Passage to read »
[Start of Attachment]
TRENTON - Gov. Christie has vetoed bills to fund family-planning clinics, health insurance for low-income adults, and a tax-incentive program for homebuyers, saying it would be irresponsible to approve additional expenses the state cannot afford.

"State spending has been reset to levels that the taxpayers can afford," Christie wrote Friday in his veto message to the Legislature. "Supplemental spending that would return to the unchecked spending and out-of-control budget shortfalls of the past will not make it past the governor's desk."

The bills were sent to the Republican governor after he signed a $29.4 billion budget, which the Legislature passed. Democrats vowed to push for overrides.

Christie said the additional spending was not part of the bipartisan budget agreement that slashed aid to schools and municipalities, and suspended property-tax rebates.

Assembly Budget Committee Chairman Louis D. Greenwald (D., Camden) said that neither was the state takeover of services in Atlantic City's casino district that Christie announced Thursday, nor the $875 million in state financial help he wants to pour into the Xanadu entertainment complex in the Meadowlands.

Greenwald, who sponsored the bill giving tax breaks to homebuyers to stimulate the economy, called Christie's veto "a critical mistake that will damage our economy for years."

He said the state's economy was continuing to sputter even as surrounding states show signs of recovery. New housing permits are at a 40-year low here, he said.

The bill would have provided up to $15,000 in tax credits for buyers of new or existing homes at a cost of $33 million per year for three years. Greenwald said the investment would have paid for itself many times over by putting building-trades employees back to work and generating additional sales and income tax revenue.

Women's health-care advocates pressed the governor to put back $7.5 million in state funding for 58 family-planning centers around the state. Christie's budget eliminated all state funding for the centers, about a quarter of their total budgets. The clinics also get money from the federal government and private sources.

Sen. Loretta Weinberg (D., Bergen) and Assemblywoman Linda Stender (D., Union) said the money to pay for the restoration could come from an overbudgeted employee prescription-drug program. Christie, however, questioned the legitimacy of the funding source.

"It's a sad day when the governor of the State of New Jersey decides to put political ideology ahead of the health and safety of women and men across the Garden State," Weinberg said.

She then asked how Christie was able to find $65 million in the budget to make up for sales tax revenue that would have been realized from lifting Bergen County's ban on Sunday shopping or $5 million when he decided against charging businesses additional filing fees.

Though the bill spelled out that no state money would be used to pay for abortions, New Jersey Right to Life executive director Marie Tasy applauded Christie's veto for "freeing New Jersey taxpayers from complicity" with abortion providers.
[End of Attachment]
Entries provided »
[Start of Attachment]
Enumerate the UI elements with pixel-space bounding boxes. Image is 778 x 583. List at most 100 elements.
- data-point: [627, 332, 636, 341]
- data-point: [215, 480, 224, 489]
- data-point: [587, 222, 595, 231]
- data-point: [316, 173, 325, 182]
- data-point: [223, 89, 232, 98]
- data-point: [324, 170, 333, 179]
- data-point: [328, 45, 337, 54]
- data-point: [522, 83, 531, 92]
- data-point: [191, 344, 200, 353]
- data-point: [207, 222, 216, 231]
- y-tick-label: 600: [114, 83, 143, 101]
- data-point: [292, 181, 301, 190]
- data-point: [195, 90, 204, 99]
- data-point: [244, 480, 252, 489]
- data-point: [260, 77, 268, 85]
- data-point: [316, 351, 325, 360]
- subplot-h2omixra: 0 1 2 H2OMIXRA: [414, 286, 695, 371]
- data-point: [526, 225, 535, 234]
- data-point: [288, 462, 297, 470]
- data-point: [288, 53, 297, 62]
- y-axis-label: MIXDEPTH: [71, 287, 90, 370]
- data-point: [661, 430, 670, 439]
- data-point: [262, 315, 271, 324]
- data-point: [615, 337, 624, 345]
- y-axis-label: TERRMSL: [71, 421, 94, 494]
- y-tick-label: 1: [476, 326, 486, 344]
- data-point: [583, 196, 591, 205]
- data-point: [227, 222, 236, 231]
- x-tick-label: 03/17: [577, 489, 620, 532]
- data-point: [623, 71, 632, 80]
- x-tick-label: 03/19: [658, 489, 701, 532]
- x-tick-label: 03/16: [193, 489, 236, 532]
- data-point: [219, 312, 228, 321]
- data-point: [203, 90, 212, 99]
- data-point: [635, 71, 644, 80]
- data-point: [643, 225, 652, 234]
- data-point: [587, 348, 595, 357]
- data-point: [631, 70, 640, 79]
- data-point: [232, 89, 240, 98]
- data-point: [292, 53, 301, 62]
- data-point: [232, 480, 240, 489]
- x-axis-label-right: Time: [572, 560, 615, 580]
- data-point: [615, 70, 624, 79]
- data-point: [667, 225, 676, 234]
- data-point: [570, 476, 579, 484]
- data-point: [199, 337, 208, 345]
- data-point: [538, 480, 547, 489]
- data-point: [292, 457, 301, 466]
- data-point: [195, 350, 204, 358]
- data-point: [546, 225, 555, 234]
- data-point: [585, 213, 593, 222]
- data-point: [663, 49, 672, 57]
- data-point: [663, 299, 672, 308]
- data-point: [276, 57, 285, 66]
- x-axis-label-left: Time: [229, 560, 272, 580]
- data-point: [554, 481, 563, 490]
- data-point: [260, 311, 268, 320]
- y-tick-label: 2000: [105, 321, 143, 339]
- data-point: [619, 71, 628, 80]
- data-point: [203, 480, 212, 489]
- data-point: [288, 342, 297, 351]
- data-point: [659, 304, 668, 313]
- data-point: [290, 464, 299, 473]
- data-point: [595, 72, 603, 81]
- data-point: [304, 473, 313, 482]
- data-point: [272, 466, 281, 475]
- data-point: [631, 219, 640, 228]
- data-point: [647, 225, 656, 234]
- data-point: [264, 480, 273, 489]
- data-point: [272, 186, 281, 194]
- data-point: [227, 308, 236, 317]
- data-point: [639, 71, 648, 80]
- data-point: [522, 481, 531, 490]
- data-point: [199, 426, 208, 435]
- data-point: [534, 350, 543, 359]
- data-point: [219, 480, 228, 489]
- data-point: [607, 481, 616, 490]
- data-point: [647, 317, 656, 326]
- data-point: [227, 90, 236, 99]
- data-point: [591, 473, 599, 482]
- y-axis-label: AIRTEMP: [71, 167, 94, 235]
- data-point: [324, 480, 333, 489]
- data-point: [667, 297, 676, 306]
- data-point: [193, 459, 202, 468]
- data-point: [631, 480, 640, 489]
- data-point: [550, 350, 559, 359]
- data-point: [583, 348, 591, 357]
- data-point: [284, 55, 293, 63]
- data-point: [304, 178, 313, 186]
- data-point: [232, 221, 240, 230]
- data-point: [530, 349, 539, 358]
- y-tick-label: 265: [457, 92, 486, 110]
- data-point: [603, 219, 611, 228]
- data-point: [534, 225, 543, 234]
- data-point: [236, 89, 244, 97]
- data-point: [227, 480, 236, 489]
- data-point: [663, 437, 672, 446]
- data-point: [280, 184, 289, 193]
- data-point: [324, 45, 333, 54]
[End of Attachment]
What you will do »
**A)** Please extract the part of the veto article starting with "Greenwald, who sponsored" and going on through "here, he said.".
**B)** According to the veto article, why did Greenwald say the homebuyer tax-credit bill would have paid for itself many times over?

Answers for this exercise »
**A)**
Greenwald, who sponsored the bill giving tax breaks to homebuyers to stimulate the economy, called Christie's veto "a critical mistake that will damage our economy for years."

He said the state's economy was continuing to sputter even as surrounding states show signs of recovery. New housing permits are at a 40-year low here, he said.

**B)** Greenwald said the investment would have put building-trades employees back to work. It would also have generated additional sales and income tax revenue.